## Task inputs

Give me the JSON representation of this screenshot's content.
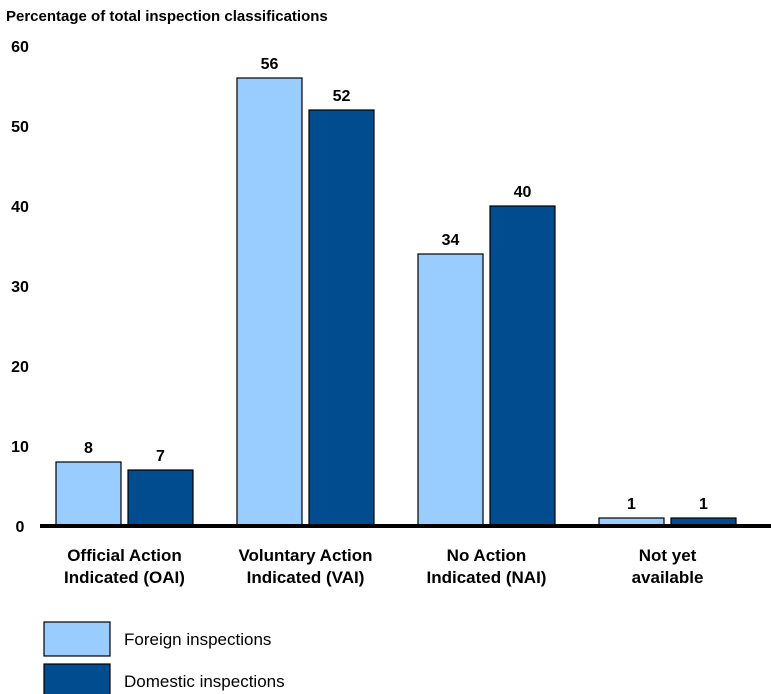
{
  "chart_data": {
    "type": "bar",
    "ylabel": "Percentage of total inspection classifications",
    "ylim": [
      0,
      60
    ],
    "yticks": [
      0,
      10,
      20,
      30,
      40,
      50,
      60
    ],
    "categories": [
      [
        "Official Action",
        "Indicated (OAI)"
      ],
      [
        "Voluntary Action",
        "Indicated (VAI)"
      ],
      [
        "No Action",
        "Indicated (NAI)"
      ],
      [
        "Not yet",
        "available"
      ]
    ],
    "series": [
      {
        "name": "Foreign inspections",
        "values": [
          8,
          56,
          34,
          1
        ],
        "color": "#99ccff"
      },
      {
        "name": "Domestic inspections",
        "values": [
          7,
          52,
          40,
          1
        ],
        "color": "#004c8f"
      }
    ],
    "legend_position": "bottom-left",
    "grid": false
  }
}
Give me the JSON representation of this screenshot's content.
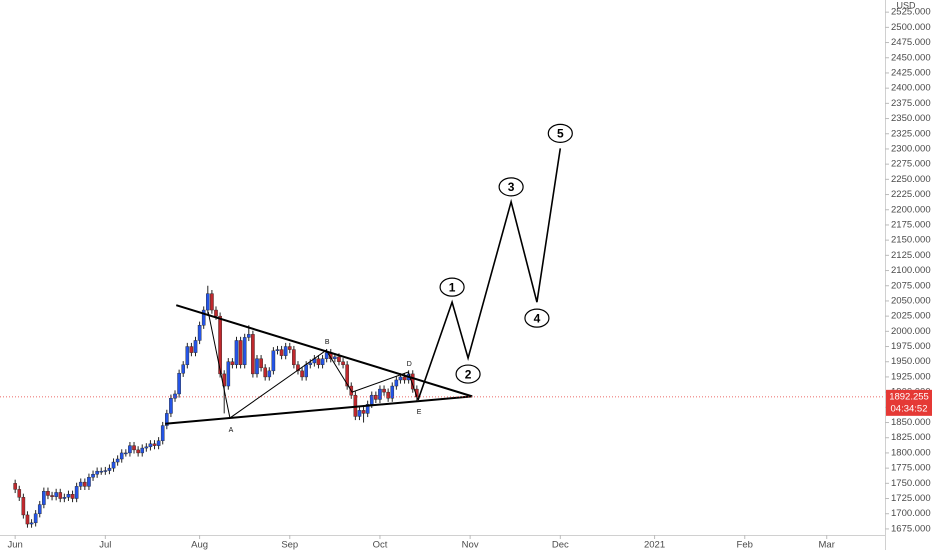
{
  "chart_data": {
    "type": "candlestick",
    "currency": "USD",
    "up_color": "#2454e6",
    "down_color": "#c0282d",
    "xlim": [
      -3.7,
      211
    ],
    "xticks": [
      {
        "value": 0,
        "label": "Jun"
      },
      {
        "value": 22,
        "label": "Jul"
      },
      {
        "value": 45,
        "label": "Aug"
      },
      {
        "value": 67,
        "label": "Sep"
      },
      {
        "value": 89,
        "label": "Oct"
      },
      {
        "value": 111,
        "label": "Nov"
      },
      {
        "value": 133,
        "label": "Dec"
      },
      {
        "value": 156,
        "label": "2021"
      },
      {
        "value": 178,
        "label": "Feb"
      },
      {
        "value": 198,
        "label": "Mar"
      }
    ],
    "ylim": [
      1665,
      2545
    ],
    "yticks": [
      {
        "value": 1675,
        "label": "1675.000"
      },
      {
        "value": 1700,
        "label": "1700.000"
      },
      {
        "value": 1725,
        "label": "1725.000"
      },
      {
        "value": 1750,
        "label": "1750.000"
      },
      {
        "value": 1775,
        "label": "1775.000"
      },
      {
        "value": 1800,
        "label": "1800.000"
      },
      {
        "value": 1825,
        "label": "1825.000"
      },
      {
        "value": 1850,
        "label": "1850.000"
      },
      {
        "value": 1875,
        "label": "1875.000"
      },
      {
        "value": 1900,
        "label": "1900.000"
      },
      {
        "value": 1925,
        "label": "1925.000"
      },
      {
        "value": 1950,
        "label": "1950.000"
      },
      {
        "value": 1975,
        "label": "1975.000"
      },
      {
        "value": 2000,
        "label": "2000.000"
      },
      {
        "value": 2025,
        "label": "2025.000"
      },
      {
        "value": 2050,
        "label": "2050.000"
      },
      {
        "value": 2075,
        "label": "2075.000"
      },
      {
        "value": 2100,
        "label": "2100.000"
      },
      {
        "value": 2125,
        "label": "2125.000"
      },
      {
        "value": 2150,
        "label": "2150.000"
      },
      {
        "value": 2175,
        "label": "2175.000"
      },
      {
        "value": 2200,
        "label": "2200.000"
      },
      {
        "value": 2225,
        "label": "2225.000"
      },
      {
        "value": 2250,
        "label": "2250.000"
      },
      {
        "value": 2275,
        "label": "2275.000"
      },
      {
        "value": 2300,
        "label": "2300.000"
      },
      {
        "value": 2325,
        "label": "2325.000"
      },
      {
        "value": 2350,
        "label": "2350.000"
      },
      {
        "value": 2375,
        "label": "2375.000"
      },
      {
        "value": 2400,
        "label": "2400.000"
      },
      {
        "value": 2425,
        "label": "2425.000"
      },
      {
        "value": 2450,
        "label": "2450.000"
      },
      {
        "value": 2475,
        "label": "2475.000"
      },
      {
        "value": 2500,
        "label": "2500.000"
      },
      {
        "value": 2525,
        "label": "2525.000"
      }
    ],
    "x": [
      0,
      1,
      2,
      3,
      4,
      5,
      6,
      7,
      8,
      9,
      10,
      11,
      12,
      13,
      14,
      15,
      16,
      17,
      18,
      19,
      20,
      21,
      22,
      23,
      24,
      25,
      26,
      27,
      28,
      29,
      30,
      31,
      32,
      33,
      34,
      35,
      36,
      37,
      38,
      39,
      40,
      41,
      42,
      43,
      44,
      45,
      46,
      47,
      48,
      49,
      50,
      51,
      52,
      53,
      54,
      55,
      56,
      57,
      58,
      59,
      60,
      61,
      62,
      63,
      64,
      65,
      66,
      67,
      68,
      69,
      70,
      71,
      72,
      73,
      74,
      75,
      76,
      77,
      78,
      79,
      80,
      81,
      82,
      83,
      84,
      85,
      86,
      87,
      88,
      89,
      90,
      91,
      92,
      93,
      94,
      95,
      96,
      97,
      98
    ],
    "open": [
      1750,
      1740,
      1727,
      1698,
      1683,
      1685,
      1700,
      1715,
      1737,
      1730,
      1728,
      1735,
      1725,
      1727,
      1732,
      1725,
      1745,
      1752,
      1745,
      1760,
      1765,
      1770,
      1770,
      1771,
      1775,
      1785,
      1790,
      1800,
      1800,
      1812,
      1805,
      1800,
      1808,
      1810,
      1815,
      1812,
      1820,
      1845,
      1865,
      1890,
      1897,
      1931,
      1945,
      1975,
      1965,
      1985,
      2010,
      2035,
      2062,
      2035,
      2025,
      1930,
      1910,
      1950,
      1945,
      1985,
      1945,
      1990,
      1995,
      1930,
      1955,
      1940,
      1925,
      1935,
      1968,
      1970,
      1960,
      1975,
      1970,
      1945,
      1935,
      1925,
      1945,
      1948,
      1955,
      1945,
      1955,
      1965,
      1955,
      1958,
      1950,
      1945,
      1910,
      1895,
      1860,
      1870,
      1865,
      1880,
      1895,
      1888,
      1905,
      1900,
      1890,
      1910,
      1920,
      1925,
      1920,
      1930,
      1905
    ],
    "high": [
      1756,
      1746,
      1733,
      1704,
      1691,
      1706,
      1721,
      1743,
      1743,
      1736,
      1741,
      1741,
      1733,
      1738,
      1738,
      1751,
      1758,
      1758,
      1766,
      1771,
      1776,
      1776,
      1777,
      1781,
      1791,
      1796,
      1806,
      1806,
      1818,
      1818,
      1811,
      1814,
      1816,
      1821,
      1821,
      1826,
      1851,
      1871,
      1896,
      1903,
      1937,
      1951,
      1981,
      1981,
      1991,
      2016,
      2041,
      2075,
      2068,
      2041,
      2031,
      1936,
      1956,
      1956,
      1991,
      1991,
      1996,
      2010,
      2001,
      1961,
      1961,
      1946,
      1941,
      1974,
      1976,
      1976,
      1981,
      1981,
      1976,
      1951,
      1941,
      1951,
      1954,
      1961,
      1961,
      1961,
      1971,
      1971,
      1964,
      1964,
      1956,
      1951,
      1916,
      1901,
      1876,
      1876,
      1886,
      1901,
      1901,
      1911,
      1911,
      1906,
      1916,
      1926,
      1931,
      1931,
      1936,
      1936,
      1911
    ],
    "low": [
      1734,
      1721,
      1692,
      1677,
      1677,
      1679,
      1694,
      1709,
      1724,
      1722,
      1722,
      1719,
      1719,
      1721,
      1719,
      1719,
      1739,
      1739,
      1739,
      1754,
      1759,
      1764,
      1764,
      1765,
      1769,
      1779,
      1784,
      1794,
      1794,
      1799,
      1794,
      1794,
      1802,
      1804,
      1806,
      1806,
      1814,
      1839,
      1859,
      1884,
      1891,
      1925,
      1939,
      1959,
      1959,
      1979,
      2004,
      2029,
      2029,
      2019,
      1924,
      1865,
      1904,
      1939,
      1939,
      1939,
      1939,
      1984,
      1924,
      1924,
      1934,
      1919,
      1919,
      1929,
      1962,
      1954,
      1954,
      1964,
      1939,
      1929,
      1919,
      1919,
      1939,
      1942,
      1939,
      1939,
      1949,
      1949,
      1949,
      1944,
      1939,
      1904,
      1889,
      1854,
      1854,
      1850,
      1859,
      1874,
      1882,
      1882,
      1894,
      1884,
      1884,
      1904,
      1914,
      1914,
      1914,
      1899,
      1886
    ],
    "close": [
      1740,
      1727,
      1698,
      1683,
      1685,
      1700,
      1715,
      1737,
      1730,
      1728,
      1735,
      1725,
      1727,
      1732,
      1725,
      1745,
      1752,
      1745,
      1760,
      1765,
      1770,
      1770,
      1771,
      1775,
      1785,
      1790,
      1800,
      1800,
      1812,
      1805,
      1800,
      1808,
      1810,
      1815,
      1812,
      1820,
      1845,
      1865,
      1890,
      1897,
      1931,
      1945,
      1975,
      1965,
      1985,
      2010,
      2035,
      2062,
      2035,
      2025,
      1930,
      1910,
      1950,
      1945,
      1985,
      1945,
      1990,
      1995,
      1930,
      1955,
      1940,
      1925,
      1935,
      1968,
      1970,
      1960,
      1975,
      1970,
      1945,
      1935,
      1925,
      1945,
      1948,
      1955,
      1945,
      1955,
      1965,
      1955,
      1958,
      1950,
      1945,
      1910,
      1895,
      1860,
      1870,
      1865,
      1880,
      1895,
      1888,
      1905,
      1900,
      1890,
      1910,
      1920,
      1925,
      1920,
      1930,
      1905,
      1892
    ],
    "last_price": 1892.255,
    "countdown": "04:34:52",
    "triangle_upper": {
      "x": [
        39.3,
        111.5
      ],
      "y": [
        2043,
        1893
      ]
    },
    "triangle_lower": {
      "x": [
        36.6,
        111.5
      ],
      "y": [
        1848,
        1893
      ]
    },
    "abcde": {
      "x": [
        47.1,
        52.4,
        75.9,
        82.2,
        95.9,
        98.3
      ],
      "y": [
        2032,
        1857.5,
        1969,
        1900,
        1933,
        1887
      ],
      "labels": [
        null,
        "A",
        "B",
        null,
        "D",
        "E"
      ]
    },
    "waves": {
      "x": [
        98.3,
        106.6,
        110.5,
        121,
        127.3,
        133
      ],
      "y": [
        1887,
        2048,
        1956,
        2213,
        2048,
        2301
      ],
      "labels": [
        null,
        "1",
        "2",
        "3",
        "4",
        "5"
      ]
    }
  }
}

## Requirement
From the listing above, return each line with the word "Indicated".

## Right answer
        "Indicated (OAI)"
        "Indicated (VAI)"
        "Indicated (NAI)"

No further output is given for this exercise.